TASK DETAILS: Take the entries below and print all of them exactly, please.

▬▬▬

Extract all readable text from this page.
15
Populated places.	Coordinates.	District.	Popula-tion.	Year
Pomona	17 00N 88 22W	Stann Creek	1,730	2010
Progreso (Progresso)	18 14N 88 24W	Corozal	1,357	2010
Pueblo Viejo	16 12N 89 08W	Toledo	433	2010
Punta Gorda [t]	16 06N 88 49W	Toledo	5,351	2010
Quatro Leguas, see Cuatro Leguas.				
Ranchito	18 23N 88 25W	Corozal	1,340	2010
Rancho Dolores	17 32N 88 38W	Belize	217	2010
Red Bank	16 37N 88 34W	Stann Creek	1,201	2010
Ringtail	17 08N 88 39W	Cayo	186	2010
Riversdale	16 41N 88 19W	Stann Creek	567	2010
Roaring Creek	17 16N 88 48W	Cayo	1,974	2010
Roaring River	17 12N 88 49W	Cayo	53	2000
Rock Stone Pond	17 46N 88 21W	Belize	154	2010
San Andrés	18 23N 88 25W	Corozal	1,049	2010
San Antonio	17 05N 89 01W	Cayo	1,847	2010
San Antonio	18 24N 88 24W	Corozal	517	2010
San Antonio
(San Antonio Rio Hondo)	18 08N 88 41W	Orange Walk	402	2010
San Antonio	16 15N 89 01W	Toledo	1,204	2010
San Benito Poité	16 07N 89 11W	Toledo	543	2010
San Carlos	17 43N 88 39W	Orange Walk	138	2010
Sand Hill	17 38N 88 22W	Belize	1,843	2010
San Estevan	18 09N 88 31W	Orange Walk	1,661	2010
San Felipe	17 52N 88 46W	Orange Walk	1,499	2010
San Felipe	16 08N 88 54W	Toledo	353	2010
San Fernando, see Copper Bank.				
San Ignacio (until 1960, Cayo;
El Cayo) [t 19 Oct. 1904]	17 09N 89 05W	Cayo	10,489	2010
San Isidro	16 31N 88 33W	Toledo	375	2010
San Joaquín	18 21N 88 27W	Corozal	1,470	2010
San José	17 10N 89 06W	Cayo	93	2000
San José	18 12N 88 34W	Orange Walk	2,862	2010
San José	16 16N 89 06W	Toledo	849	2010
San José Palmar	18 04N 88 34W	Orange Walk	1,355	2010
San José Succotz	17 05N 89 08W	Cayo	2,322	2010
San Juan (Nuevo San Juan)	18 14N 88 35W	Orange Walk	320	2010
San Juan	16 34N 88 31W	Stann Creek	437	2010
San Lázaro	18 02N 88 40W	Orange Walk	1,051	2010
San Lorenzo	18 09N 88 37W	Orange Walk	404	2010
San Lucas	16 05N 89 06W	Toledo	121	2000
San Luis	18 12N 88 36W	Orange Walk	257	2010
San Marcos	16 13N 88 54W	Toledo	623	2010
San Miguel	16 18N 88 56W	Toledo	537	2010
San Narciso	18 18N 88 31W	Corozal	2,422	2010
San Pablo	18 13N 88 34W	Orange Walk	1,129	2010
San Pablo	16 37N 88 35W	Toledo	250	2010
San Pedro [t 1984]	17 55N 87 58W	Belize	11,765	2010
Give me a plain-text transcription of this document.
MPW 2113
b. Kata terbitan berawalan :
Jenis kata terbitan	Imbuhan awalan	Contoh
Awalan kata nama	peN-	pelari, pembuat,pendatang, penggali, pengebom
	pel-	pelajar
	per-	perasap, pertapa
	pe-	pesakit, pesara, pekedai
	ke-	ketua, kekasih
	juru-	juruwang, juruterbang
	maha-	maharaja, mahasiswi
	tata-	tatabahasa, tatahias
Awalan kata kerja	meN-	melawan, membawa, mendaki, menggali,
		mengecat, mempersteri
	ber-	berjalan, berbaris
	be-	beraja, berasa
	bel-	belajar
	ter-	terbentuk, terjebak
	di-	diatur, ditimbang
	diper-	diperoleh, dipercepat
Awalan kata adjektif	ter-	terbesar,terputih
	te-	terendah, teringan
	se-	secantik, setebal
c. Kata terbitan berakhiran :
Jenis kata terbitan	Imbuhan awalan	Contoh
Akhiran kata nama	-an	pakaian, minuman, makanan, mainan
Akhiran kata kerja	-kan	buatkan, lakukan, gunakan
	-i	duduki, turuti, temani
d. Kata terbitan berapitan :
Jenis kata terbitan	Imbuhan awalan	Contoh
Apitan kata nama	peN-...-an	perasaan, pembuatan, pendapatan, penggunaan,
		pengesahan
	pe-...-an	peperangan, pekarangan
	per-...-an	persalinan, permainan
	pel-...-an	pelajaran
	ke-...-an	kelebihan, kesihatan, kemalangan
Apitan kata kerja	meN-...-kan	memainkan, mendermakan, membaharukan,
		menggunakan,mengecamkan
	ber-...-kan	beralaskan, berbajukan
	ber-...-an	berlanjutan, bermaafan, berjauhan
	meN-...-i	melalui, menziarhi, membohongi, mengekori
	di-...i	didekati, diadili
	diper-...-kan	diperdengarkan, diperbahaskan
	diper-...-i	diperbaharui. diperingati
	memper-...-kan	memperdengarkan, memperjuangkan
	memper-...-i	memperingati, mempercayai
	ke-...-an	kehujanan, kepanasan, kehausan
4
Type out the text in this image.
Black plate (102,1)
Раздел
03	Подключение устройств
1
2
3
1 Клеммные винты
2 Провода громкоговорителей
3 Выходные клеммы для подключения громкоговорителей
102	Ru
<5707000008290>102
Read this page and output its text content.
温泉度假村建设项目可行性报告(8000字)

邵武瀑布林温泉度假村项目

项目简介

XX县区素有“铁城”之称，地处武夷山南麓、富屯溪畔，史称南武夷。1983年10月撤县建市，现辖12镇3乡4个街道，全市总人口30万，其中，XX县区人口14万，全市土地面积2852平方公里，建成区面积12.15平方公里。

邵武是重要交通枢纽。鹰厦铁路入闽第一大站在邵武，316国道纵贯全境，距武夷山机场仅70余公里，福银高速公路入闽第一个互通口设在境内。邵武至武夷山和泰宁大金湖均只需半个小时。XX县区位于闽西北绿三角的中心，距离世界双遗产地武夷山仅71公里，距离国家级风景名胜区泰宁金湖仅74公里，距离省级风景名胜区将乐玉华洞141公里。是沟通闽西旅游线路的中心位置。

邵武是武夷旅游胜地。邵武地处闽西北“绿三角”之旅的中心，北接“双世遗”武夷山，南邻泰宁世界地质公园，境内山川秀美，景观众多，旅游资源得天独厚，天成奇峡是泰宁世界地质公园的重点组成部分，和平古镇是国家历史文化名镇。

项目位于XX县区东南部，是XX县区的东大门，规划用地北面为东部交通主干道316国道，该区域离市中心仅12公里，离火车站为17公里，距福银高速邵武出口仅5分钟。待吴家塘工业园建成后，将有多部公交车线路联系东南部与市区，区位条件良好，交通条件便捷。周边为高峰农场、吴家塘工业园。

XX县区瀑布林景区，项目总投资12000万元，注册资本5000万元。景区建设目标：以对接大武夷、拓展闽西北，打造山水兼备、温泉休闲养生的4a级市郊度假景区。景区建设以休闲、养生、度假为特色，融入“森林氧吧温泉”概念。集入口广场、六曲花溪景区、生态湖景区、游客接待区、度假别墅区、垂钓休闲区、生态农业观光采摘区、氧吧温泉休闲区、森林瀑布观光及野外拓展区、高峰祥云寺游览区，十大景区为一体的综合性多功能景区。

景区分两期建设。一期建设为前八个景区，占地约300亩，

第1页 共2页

▬▬▬

ANSWER FOR THIS EXERCISE:
Extract all readable text from this page.
15
Populated places.	Coordinates.	District.	Popula-tion.	Year
Pomona	17 00N 88 22W	Stann Creek	1,730	2010
Progreso (Progresso)	18 14N 88 24W	Corozal	1,357	2010
Pueblo Viejo	16 12N 89 08W	Toledo	433	2010
Punta Gorda [t]	16 06N 88 49W	Toledo	5,351	2010
Quatro Leguas, see Cuatro Leguas.				
Ranchito	18 23N 88 25W	Corozal	1,340	2010
Rancho Dolores	17 32N 88 38W	Belize	217	2010
Red Bank	16 37N 88 34W	Stann Creek	1,201	2010
Ringtail	17 08N 88 39W	Cayo	186	2010
Riversdale	16 41N 88 19W	Stann Creek	567	2010
Roaring Creek	17 16N 88 48W	Cayo	1,974	2010
Roaring River	17 12N 88 49W	Cayo	53	2000
Rock Stone Pond	17 46N 88 21W	Belize	154	2010
San Andrés	18 23N 88 25W	Corozal	1,049	2010
San Antonio	17 05N 89 01W	Cayo	1,847	2010
San Antonio	18 24N 88 24W	Corozal	517	2010
San Antonio
(San Antonio Rio Hondo)	18 08N 88 41W	Orange Walk	402	2010
San Antonio	16 15N 89 01W	Toledo	1,204	2010
San Benito Poité	16 07N 89 11W	Toledo	543	2010
San Carlos	17 43N 88 39W	Orange Walk	138	2010
Sand Hill	17 38N 88 22W	Belize	1,843	2010
San Estevan	18 09N 88 31W	Orange Walk	1,661	2010
San Felipe	17 52N 88 46W	Orange Walk	1,499	2010
San Felipe	16 08N 88 54W	Toledo	353	2010
San Fernando, see Copper Bank.				
San Ignacio (until 1960, Cayo;
El Cayo) [t 19 Oct. 1904]	17 09N 89 05W	Cayo	10,489	2010
San Isidro	16 31N 88 33W	Toledo	375	2010
San Joaquín	18 21N 88 27W	Corozal	1,470	2010
San José	17 10N 89 06W	Cayo	93	2000
San José	18 12N 88 34W	Orange Walk	2,862	2010
San José	16 16N 89 06W	Toledo	849	2010
San José Palmar	18 04N 88 34W	Orange Walk	1,355	2010
San José Succotz	17 05N 89 08W	Cayo	2,322	2010
San Juan (Nuevo San Juan)	18 14N 88 35W	Orange Walk	320	2010
San Juan	16 34N 88 31W	Stann Creek	437	2010
San Lázaro	18 02N 88 40W	Orange Walk	1,051	2010
San Lorenzo	18 09N 88 37W	Orange Walk	404	2010
San Lucas	16 05N 89 06W	Toledo	121	2000
San Luis	18 12N 88 36W	Orange Walk	257	2010
San Marcos	16 13N 88 54W	Toledo	623	2010
San Miguel	16 18N 88 56W	Toledo	537	2010
San Narciso	18 18N 88 31W	Corozal	2,422	2010
San Pablo	18 13N 88 34W	Orange Walk	1,129	2010
San Pablo	16 37N 88 35W	Toledo	250	2010
San Pedro [t 1984]	17 55N 87 58W	Belize	11,765	2010
Give me a plain-text transcription of this document.
MPW 2113
b. Kata terbitan berawalan :
Jenis kata terbitan	Imbuhan awalan	Contoh
Awalan kata nama	peN-	pelari, pembuat,pendatang, penggali, pengebom
	pel-	pelajar
	per-	perasap, pertapa
	pe-	pesakit, pesara, pekedai
	ke-	ketua, kekasih
	juru-	juruwang, juruterbang
	maha-	maharaja, mahasiswi
	tata-	tatabahasa, tatahias
Awalan kata kerja	meN-	melawan, membawa, mendaki, menggali,
		mengecat, mempersteri
	ber-	berjalan, berbaris
	be-	beraja, berasa
	bel-	belajar
	ter-	terbentuk, terjebak
	di-	diatur, ditimbang
	diper-	diperoleh, dipercepat
Awalan kata adjektif	ter-	terbesar,terputih
	te-	terendah, teringan
	se-	secantik, setebal
c. Kata terbitan berakhiran :
Jenis kata terbitan	Imbuhan awalan	Contoh
Akhiran kata nama	-an	pakaian, minuman, makanan, mainan
Akhiran kata kerja	-kan	buatkan, lakukan, gunakan
	-i	duduki, turuti, temani
d. Kata terbitan berapitan :
Jenis kata terbitan	Imbuhan awalan	Contoh
Apitan kata nama	peN-...-an	perasaan, pembuatan, pendapatan, penggunaan,
		pengesahan
	pe-...-an	peperangan, pekarangan
	per-...-an	persalinan, permainan
	pel-...-an	pelajaran
	ke-...-an	kelebihan, kesihatan, kemalangan
Apitan kata kerja	meN-...-kan	memainkan, mendermakan, membaharukan,
		menggunakan,mengecamkan
	ber-...-kan	beralaskan, berbajukan
	ber-...-an	berlanjutan, bermaafan, berjauhan
	meN-...-i	melalui, menziarhi, membohongi, mengekori
	di-...i	didekati, diadili
	diper-...-kan	diperdengarkan, diperbahaskan
	diper-...-i	diperbaharui. diperingati
	memper-...-kan	memperdengarkan, memperjuangkan
	memper-...-i	memperingati, mempercayai
	ke-...-an	kehujanan, kepanasan, kehausan
4
Type out the text in this image.
Black plate (102,1)
Раздел
03	Подключение устройств
1
2
3
1 Клеммные винты
2 Провода громкоговорителей
3 Выходные клеммы для подключения громкоговорителей
102	Ru
<5707000008290>102
Read this page and output its text content.
温泉度假村建设项目可行性报告(8000字)

邵武瀑布林温泉度假村项目

项目简介

XX县区素有“铁城”之称，地处武夷山南麓、富屯溪畔，史称南武夷。1983年10月撤县建市，现辖12镇3乡4个街道，全市总人口30万，其中，XX县区人口14万，全市土地面积2852平方公里，建成区面积12.15平方公里。

邵武是重要交通枢纽。鹰厦铁路入闽第一大站在邵武，316国道纵贯全境，距武夷山机场仅70余公里，福银高速公路入闽第一个互通口设在境内。邵武至武夷山和泰宁大金湖均只需半个小时。XX县区位于闽西北绿三角的中心，距离世界双遗产地武夷山仅71公里，距离国家级风景名胜区泰宁金湖仅74公里，距离省级风景名胜区将乐玉华洞141公里。是沟通闽西旅游线路的中心位置。

邵武是武夷旅游胜地。邵武地处闽西北“绿三角”之旅的中心，北接“双世遗”武夷山，南邻泰宁世界地质公园，境内山川秀美，景观众多，旅游资源得天独厚，天成奇峡是泰宁世界地质公园的重点组成部分，和平古镇是国家历史文化名镇。

项目位于XX县区东南部，是XX县区的东大门，规划用地北面为东部交通主干道316国道，该区域离市中心仅12公里，离火车站为17公里，距福银高速邵武出口仅5分钟。待吴家塘工业园建成后，将有多部公交车线路联系东南部与市区，区位条件良好，交通条件便捷。周边为高峰农场、吴家塘工业园。

XX县区瀑布林景区，项目总投资12000万元，注册资本5000万元。景区建设目标：以对接大武夷、拓展闽西北，打造山水兼备、温泉休闲养生的4a级市郊度假景区。景区建设以休闲、养生、度假为特色，融入“森林氧吧温泉”概念。集入口广场、六曲花溪景区、生态湖景区、游客接待区、度假别墅区、垂钓休闲区、生态农业观光采摘区、氧吧温泉休闲区、森林瀑布观光及野外拓展区、高峰祥云寺游览区，十大景区为一体的综合性多功能景区。

景区分两期建设。一期建设为前八个景区，占地约300亩，

第1页 共2页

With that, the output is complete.